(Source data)
──────

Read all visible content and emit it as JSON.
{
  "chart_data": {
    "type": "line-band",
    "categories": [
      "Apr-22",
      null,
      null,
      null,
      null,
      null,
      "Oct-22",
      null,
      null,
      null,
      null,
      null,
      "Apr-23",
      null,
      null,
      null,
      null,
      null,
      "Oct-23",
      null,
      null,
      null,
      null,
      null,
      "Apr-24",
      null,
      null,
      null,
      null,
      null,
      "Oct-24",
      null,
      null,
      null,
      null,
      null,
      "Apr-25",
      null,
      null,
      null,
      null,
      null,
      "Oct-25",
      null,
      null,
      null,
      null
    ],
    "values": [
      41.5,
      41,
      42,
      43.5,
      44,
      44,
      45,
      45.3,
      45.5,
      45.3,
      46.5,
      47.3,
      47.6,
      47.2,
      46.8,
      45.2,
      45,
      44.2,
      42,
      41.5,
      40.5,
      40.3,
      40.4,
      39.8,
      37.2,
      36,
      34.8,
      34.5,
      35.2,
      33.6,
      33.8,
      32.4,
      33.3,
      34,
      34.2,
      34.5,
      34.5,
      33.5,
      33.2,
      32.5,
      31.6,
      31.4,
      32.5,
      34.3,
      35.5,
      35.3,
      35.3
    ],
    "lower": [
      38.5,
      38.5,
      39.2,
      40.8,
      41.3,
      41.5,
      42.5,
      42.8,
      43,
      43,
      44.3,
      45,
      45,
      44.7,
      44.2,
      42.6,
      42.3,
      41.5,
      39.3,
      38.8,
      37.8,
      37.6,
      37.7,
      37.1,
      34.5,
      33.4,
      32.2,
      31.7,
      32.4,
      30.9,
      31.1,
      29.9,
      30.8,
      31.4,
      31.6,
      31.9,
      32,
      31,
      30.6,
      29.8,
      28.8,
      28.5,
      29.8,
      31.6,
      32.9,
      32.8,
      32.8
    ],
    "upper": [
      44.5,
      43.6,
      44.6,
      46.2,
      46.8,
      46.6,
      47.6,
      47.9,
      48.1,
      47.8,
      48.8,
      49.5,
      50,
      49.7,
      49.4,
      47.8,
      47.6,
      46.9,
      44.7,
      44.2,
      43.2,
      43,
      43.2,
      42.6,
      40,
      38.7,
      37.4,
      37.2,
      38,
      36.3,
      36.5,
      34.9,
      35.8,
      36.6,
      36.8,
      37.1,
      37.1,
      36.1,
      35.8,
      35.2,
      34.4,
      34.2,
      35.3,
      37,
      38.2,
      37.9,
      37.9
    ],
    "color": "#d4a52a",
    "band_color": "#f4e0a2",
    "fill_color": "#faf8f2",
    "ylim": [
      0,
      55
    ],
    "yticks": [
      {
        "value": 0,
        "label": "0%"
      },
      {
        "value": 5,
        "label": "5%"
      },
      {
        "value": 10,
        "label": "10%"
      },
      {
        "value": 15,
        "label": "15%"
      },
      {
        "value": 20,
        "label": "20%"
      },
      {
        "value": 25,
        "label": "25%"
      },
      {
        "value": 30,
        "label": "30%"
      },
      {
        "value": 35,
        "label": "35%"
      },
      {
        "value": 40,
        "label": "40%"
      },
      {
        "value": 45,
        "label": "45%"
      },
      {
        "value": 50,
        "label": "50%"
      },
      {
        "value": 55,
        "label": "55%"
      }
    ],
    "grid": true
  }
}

──────

> _Goal_: Pick out each line in the material containing "label".

> _The completed task_:
        "label": "0%"
        "label": "5%"
        "label": "10%"
        "label": "15%"
        "label": "20%"
        "label": "25%"
        "label": "30%"
        "label": "35%"
        "label": "40%"
        "label": "45%"
        "label": "50%"
        "label": "55%"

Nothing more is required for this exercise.